WHAT NEEDS TO BE DONE —
Reproduce, without any changes, everything in the listing from the line containing "x-tick-label: 0.0% (44, 853, 85, 873)" down to the line containing "chart-title: IMMIGRANTS FROM", including both of those lines.

##### MATERIAL #####

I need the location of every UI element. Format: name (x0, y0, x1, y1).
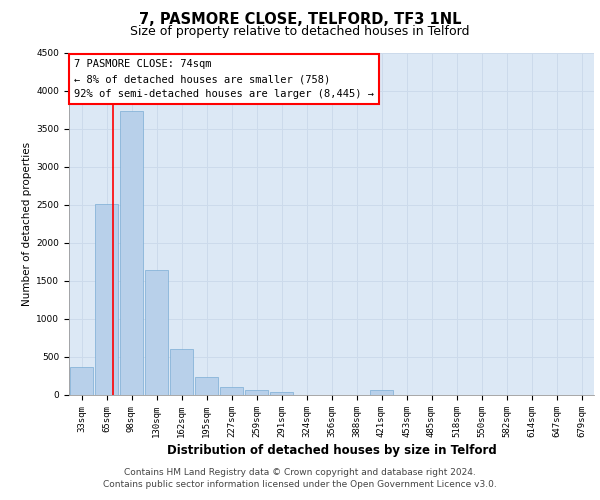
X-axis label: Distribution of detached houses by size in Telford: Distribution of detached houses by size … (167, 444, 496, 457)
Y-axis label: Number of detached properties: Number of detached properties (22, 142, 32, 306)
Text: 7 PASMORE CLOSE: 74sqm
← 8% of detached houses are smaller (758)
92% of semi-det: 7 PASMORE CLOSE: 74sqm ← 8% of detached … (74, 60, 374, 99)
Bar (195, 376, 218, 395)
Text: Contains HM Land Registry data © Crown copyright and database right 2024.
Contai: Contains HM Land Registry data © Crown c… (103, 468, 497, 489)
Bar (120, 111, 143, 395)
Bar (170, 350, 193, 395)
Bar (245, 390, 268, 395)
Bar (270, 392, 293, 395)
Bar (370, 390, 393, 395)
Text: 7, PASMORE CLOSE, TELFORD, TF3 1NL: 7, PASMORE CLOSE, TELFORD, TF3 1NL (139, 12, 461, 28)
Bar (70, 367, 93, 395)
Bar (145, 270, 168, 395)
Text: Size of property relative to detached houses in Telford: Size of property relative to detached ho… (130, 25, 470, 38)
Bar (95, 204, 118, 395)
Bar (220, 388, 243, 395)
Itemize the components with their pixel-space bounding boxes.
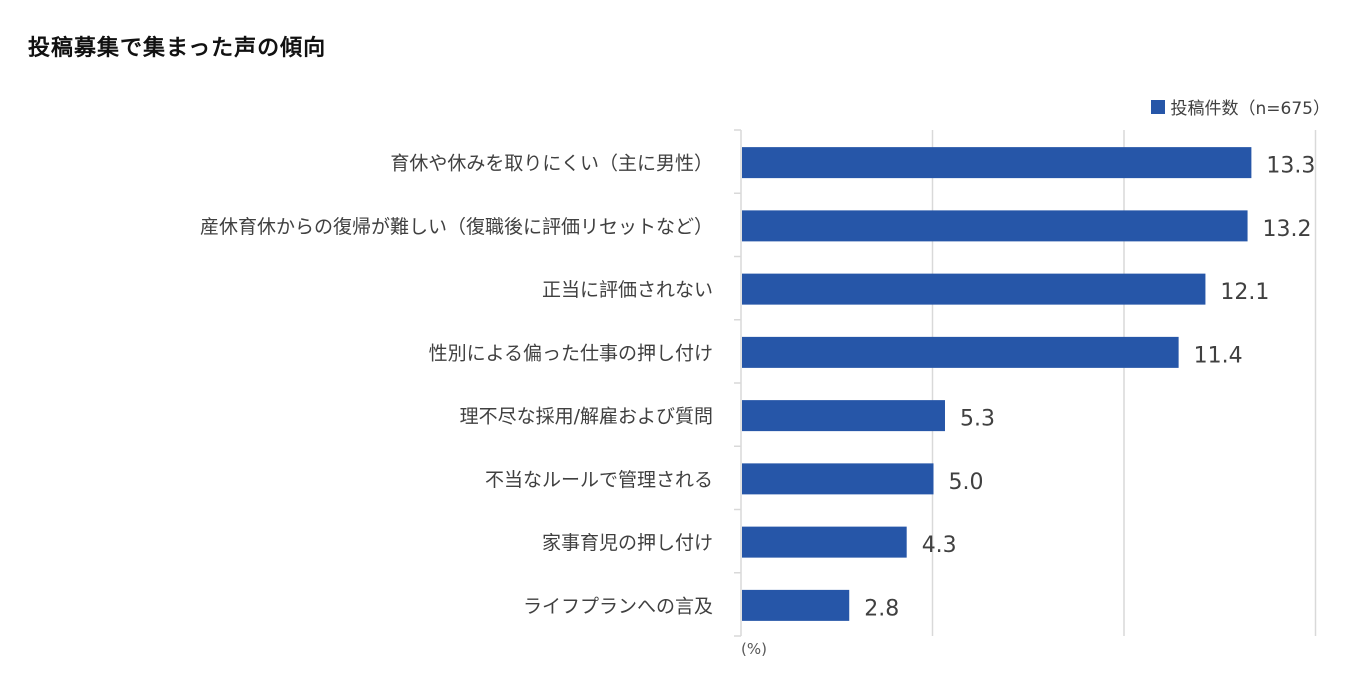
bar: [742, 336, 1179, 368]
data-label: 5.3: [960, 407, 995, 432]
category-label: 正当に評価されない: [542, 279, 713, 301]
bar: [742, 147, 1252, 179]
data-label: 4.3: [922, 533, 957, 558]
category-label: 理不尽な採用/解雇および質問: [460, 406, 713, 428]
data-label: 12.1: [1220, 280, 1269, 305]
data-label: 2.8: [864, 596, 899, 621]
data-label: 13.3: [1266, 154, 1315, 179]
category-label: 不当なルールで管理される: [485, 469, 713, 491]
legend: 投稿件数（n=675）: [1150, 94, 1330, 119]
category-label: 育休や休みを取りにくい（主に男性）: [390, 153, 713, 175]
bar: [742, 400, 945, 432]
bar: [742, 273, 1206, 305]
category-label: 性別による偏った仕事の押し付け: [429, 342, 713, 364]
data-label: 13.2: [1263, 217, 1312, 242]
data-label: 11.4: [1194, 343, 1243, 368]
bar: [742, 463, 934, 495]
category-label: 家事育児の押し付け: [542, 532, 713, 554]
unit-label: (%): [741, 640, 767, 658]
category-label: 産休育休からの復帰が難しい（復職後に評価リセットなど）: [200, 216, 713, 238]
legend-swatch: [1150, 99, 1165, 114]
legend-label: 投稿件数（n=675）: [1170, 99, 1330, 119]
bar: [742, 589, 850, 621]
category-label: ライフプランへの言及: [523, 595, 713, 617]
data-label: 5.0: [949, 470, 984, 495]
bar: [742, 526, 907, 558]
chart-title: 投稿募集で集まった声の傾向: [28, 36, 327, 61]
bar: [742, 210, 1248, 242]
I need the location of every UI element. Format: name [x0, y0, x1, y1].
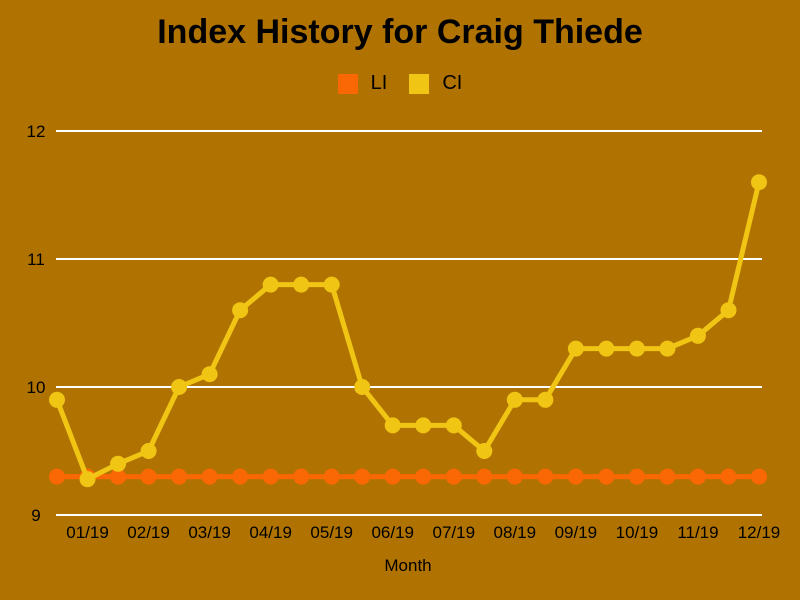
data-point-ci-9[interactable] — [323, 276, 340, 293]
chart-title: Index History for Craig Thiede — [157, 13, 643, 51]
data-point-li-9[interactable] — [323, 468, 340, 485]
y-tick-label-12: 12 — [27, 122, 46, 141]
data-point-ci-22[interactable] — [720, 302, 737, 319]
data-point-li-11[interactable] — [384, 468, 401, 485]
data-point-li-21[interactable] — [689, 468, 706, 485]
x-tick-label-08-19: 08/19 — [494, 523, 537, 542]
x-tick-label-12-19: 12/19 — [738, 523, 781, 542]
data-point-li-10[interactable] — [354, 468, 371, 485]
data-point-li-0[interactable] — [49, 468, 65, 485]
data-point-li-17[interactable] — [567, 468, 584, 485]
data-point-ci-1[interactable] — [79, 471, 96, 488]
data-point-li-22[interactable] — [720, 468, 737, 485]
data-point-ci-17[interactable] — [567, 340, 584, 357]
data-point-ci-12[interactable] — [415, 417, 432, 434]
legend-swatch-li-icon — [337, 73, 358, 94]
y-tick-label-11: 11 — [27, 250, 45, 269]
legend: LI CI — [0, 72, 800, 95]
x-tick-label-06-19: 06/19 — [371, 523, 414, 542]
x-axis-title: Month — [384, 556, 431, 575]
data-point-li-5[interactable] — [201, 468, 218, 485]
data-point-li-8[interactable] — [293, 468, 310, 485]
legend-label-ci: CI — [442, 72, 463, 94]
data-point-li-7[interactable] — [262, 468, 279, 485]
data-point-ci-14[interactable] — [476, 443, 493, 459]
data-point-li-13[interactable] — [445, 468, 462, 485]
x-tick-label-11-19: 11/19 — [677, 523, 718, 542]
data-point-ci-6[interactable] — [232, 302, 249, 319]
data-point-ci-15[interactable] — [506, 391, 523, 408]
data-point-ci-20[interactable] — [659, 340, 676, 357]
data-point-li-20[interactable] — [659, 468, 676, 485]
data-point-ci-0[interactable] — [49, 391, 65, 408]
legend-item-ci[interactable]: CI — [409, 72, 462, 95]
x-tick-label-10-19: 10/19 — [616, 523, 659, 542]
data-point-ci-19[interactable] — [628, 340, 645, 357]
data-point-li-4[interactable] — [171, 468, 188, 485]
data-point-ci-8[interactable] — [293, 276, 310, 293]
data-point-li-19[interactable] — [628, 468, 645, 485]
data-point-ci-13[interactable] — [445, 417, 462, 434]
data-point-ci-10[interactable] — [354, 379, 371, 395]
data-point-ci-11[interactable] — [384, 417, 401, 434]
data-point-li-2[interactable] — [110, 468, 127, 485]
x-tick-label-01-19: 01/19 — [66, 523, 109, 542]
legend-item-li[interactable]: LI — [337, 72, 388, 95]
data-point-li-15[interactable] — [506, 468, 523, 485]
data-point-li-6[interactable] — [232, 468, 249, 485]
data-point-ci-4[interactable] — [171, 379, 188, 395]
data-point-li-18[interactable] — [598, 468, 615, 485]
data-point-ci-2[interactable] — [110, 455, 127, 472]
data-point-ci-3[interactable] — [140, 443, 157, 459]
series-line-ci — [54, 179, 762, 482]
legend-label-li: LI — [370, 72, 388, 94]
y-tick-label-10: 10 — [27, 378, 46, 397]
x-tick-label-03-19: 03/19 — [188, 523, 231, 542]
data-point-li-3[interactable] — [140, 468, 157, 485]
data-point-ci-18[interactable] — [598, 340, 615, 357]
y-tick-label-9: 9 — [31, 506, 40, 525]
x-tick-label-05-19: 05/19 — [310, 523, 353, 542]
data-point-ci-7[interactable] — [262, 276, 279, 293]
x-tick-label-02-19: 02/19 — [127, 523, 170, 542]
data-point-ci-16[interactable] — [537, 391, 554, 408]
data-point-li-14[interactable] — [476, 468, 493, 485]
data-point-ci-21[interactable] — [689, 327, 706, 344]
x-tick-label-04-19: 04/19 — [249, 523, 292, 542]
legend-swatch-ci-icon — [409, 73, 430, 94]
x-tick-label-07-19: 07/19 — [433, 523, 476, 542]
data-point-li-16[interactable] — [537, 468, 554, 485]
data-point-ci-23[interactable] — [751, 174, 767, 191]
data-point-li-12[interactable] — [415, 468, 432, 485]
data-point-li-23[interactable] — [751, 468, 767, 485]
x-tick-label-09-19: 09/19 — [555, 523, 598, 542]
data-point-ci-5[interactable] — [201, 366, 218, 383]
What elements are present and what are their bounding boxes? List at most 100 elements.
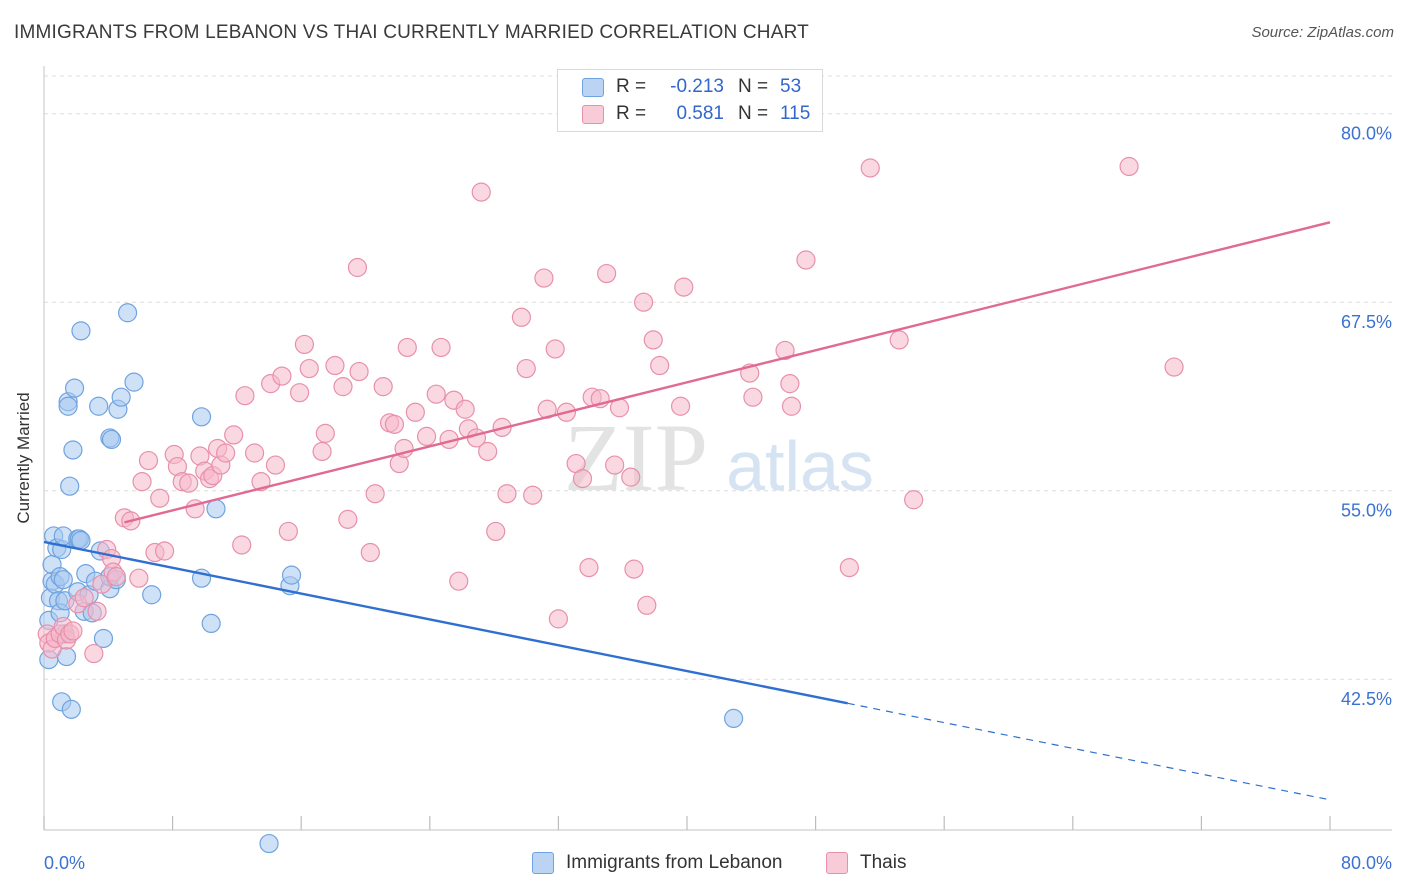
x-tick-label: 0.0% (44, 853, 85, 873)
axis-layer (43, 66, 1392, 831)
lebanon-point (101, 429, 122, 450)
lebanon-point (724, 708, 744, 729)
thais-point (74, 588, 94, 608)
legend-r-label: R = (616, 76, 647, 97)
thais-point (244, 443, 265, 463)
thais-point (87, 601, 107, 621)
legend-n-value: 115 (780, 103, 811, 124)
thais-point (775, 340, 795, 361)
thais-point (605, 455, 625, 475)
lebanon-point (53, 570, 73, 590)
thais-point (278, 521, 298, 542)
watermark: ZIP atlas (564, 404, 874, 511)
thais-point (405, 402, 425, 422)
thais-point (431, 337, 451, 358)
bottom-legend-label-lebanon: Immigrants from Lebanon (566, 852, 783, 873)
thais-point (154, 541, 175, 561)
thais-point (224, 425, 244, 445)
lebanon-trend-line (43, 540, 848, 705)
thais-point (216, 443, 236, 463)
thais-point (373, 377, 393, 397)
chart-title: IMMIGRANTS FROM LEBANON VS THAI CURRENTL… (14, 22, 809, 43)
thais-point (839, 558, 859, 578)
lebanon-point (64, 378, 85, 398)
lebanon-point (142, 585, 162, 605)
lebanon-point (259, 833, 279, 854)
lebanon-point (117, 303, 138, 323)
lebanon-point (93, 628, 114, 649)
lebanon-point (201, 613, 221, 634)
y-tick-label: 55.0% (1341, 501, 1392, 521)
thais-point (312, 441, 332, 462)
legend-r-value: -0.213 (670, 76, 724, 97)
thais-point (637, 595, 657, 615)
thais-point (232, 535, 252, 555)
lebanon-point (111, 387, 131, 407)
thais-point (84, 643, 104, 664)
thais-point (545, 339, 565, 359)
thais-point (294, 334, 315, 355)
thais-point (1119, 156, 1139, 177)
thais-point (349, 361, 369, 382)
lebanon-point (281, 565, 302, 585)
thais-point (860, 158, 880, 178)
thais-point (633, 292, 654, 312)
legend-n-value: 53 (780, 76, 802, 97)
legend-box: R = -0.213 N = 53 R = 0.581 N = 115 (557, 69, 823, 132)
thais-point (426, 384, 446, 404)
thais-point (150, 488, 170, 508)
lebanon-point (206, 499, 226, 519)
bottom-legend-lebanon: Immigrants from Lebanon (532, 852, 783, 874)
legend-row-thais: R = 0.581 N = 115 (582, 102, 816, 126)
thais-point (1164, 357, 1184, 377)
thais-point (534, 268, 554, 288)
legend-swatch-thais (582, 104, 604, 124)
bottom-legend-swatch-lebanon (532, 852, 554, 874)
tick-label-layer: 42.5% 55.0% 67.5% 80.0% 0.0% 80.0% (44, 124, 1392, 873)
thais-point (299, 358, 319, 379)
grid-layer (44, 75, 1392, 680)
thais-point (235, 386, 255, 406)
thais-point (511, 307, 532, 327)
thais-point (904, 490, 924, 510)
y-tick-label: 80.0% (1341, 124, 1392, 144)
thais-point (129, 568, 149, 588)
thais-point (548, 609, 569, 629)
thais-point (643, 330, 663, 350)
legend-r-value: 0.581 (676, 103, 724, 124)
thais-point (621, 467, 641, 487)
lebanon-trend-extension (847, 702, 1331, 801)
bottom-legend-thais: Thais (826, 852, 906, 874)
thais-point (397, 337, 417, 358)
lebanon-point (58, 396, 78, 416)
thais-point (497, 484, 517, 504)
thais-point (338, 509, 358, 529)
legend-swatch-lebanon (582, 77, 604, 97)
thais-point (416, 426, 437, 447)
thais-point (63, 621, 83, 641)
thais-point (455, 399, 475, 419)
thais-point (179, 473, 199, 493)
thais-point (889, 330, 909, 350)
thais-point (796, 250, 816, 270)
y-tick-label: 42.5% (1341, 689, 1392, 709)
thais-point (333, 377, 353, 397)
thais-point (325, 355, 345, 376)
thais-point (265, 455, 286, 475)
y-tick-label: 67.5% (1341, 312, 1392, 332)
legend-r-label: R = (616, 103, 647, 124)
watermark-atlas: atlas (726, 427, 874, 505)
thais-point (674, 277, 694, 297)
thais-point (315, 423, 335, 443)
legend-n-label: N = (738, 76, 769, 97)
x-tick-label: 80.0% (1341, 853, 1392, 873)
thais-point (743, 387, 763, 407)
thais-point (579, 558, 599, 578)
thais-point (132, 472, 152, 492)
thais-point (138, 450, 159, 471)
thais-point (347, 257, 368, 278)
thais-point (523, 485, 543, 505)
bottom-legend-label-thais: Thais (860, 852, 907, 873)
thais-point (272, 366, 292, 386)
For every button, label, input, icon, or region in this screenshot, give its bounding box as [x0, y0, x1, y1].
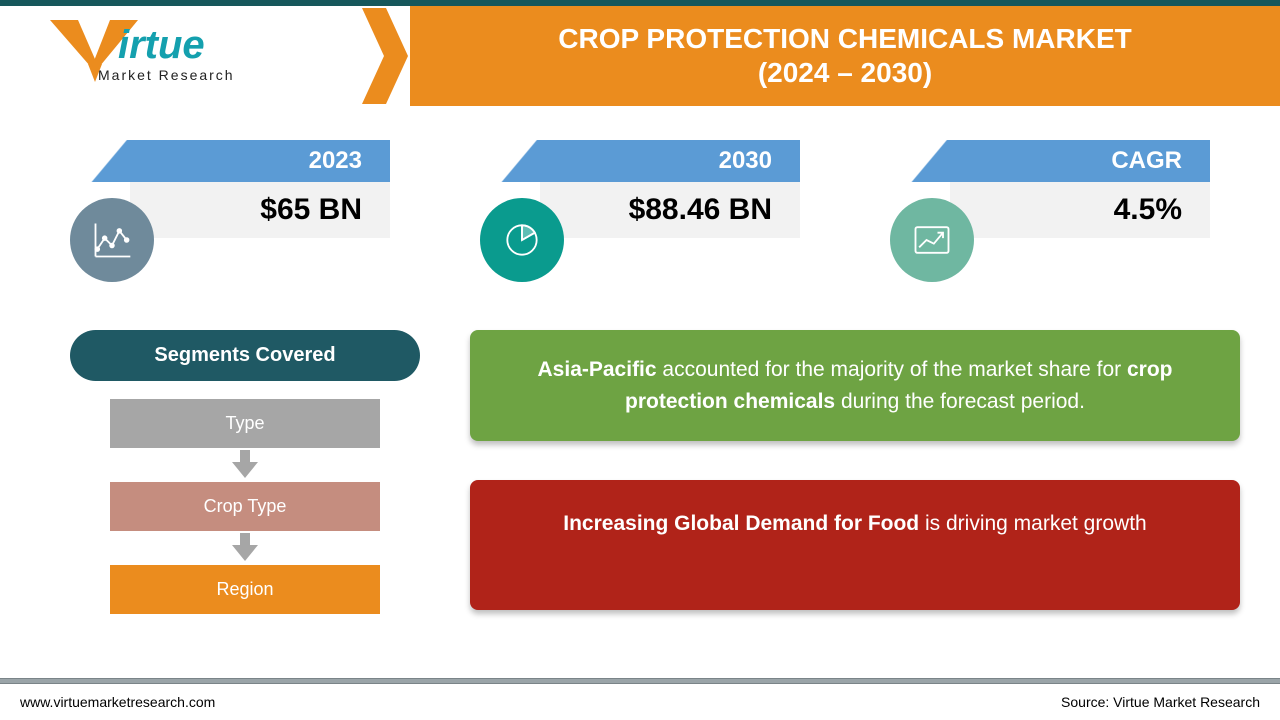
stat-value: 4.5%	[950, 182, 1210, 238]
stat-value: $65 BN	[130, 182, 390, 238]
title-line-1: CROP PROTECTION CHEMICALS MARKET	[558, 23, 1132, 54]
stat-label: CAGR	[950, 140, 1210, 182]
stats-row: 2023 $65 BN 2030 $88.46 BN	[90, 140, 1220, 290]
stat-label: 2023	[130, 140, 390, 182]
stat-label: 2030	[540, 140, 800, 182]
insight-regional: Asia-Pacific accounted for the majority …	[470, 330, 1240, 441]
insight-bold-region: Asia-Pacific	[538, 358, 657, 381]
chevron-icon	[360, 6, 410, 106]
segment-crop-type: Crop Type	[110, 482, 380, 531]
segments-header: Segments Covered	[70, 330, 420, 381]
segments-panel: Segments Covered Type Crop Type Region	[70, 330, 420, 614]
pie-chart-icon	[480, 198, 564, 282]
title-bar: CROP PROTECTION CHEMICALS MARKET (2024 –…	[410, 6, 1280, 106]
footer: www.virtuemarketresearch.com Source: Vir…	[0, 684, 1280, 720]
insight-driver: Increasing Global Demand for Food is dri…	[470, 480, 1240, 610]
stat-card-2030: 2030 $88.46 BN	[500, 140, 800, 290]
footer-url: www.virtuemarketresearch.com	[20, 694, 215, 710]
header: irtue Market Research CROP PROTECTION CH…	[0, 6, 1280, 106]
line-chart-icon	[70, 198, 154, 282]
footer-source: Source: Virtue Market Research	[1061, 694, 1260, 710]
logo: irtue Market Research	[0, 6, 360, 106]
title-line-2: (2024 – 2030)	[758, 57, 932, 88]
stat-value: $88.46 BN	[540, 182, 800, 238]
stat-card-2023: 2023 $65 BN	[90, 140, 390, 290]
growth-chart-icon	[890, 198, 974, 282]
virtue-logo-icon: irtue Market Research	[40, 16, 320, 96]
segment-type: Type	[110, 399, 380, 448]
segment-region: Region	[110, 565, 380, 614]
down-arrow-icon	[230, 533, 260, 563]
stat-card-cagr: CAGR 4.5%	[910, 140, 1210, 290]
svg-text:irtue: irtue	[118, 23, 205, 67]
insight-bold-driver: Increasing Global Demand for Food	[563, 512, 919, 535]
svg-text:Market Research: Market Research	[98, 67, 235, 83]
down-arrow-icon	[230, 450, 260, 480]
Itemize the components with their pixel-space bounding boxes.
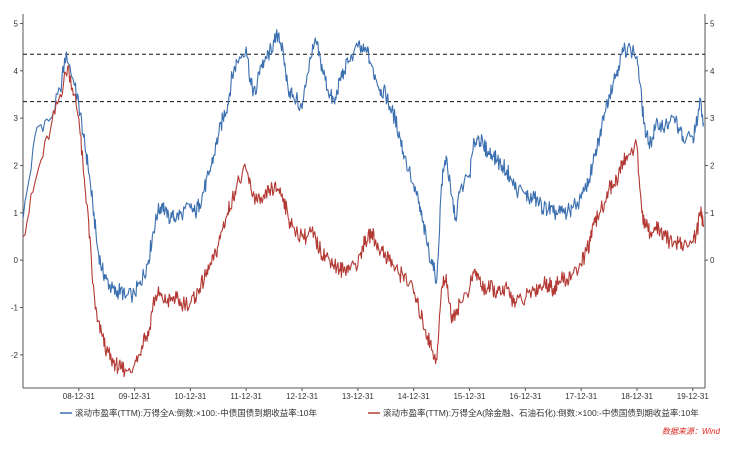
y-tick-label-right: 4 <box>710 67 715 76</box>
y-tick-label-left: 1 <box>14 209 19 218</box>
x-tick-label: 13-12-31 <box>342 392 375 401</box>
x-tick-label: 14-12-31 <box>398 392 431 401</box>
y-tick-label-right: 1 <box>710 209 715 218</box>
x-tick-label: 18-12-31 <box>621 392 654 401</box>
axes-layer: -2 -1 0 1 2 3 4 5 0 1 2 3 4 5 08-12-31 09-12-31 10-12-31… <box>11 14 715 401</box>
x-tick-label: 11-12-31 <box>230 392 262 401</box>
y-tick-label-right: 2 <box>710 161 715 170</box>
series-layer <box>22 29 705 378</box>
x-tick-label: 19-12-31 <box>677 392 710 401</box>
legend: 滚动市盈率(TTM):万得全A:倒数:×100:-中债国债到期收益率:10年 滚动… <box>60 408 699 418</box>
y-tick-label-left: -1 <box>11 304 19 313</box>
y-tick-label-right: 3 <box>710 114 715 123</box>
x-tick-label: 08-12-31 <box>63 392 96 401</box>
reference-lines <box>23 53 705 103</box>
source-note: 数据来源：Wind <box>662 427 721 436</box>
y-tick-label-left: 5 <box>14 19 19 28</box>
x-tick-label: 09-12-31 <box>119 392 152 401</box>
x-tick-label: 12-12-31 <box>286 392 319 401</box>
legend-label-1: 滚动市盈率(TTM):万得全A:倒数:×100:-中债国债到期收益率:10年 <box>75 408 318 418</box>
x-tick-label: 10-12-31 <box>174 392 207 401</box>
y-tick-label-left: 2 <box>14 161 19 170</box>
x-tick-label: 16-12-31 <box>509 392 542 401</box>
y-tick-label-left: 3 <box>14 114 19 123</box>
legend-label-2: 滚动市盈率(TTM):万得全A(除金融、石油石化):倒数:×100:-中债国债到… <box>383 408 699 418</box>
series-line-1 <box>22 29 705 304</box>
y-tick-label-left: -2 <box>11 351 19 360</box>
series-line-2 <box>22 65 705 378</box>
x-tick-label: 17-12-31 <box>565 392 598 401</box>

#####

TASK OUTPUT —
x-tick-label: 0.0% (44, 853, 85, 873)
axis-layer (43, 66, 1392, 831)
lebanon-point (101, 429, 122, 450)
lebanon-point (724, 708, 744, 729)
thais-point (74, 588, 94, 608)
legend-r-label: R = (616, 76, 647, 97)
thais-point (244, 443, 265, 463)
thais-point (87, 601, 107, 621)
legend-n-value: 115 (780, 103, 811, 124)
thais-point (775, 340, 795, 361)
thais-point (605, 455, 625, 475)
lebanon-point (53, 570, 73, 590)
thais-point (278, 521, 298, 542)
watermark: ZIP atlas (564, 404, 874, 511)
thais-point (405, 402, 425, 422)
thais-point (431, 337, 451, 358)
bottom-legend-label-lebanon: Immigrants from Lebanon (566, 852, 783, 873)
thais-point (154, 541, 175, 561)
thais-point (224, 425, 244, 445)
lebanon-trend-line (43, 540, 848, 705)
thais-point (216, 443, 236, 463)
thais-point (373, 377, 393, 397)
chart-title: IMMIGRANTS FROM LEBANON VS THAI CURRENTL… (14, 22, 809, 43)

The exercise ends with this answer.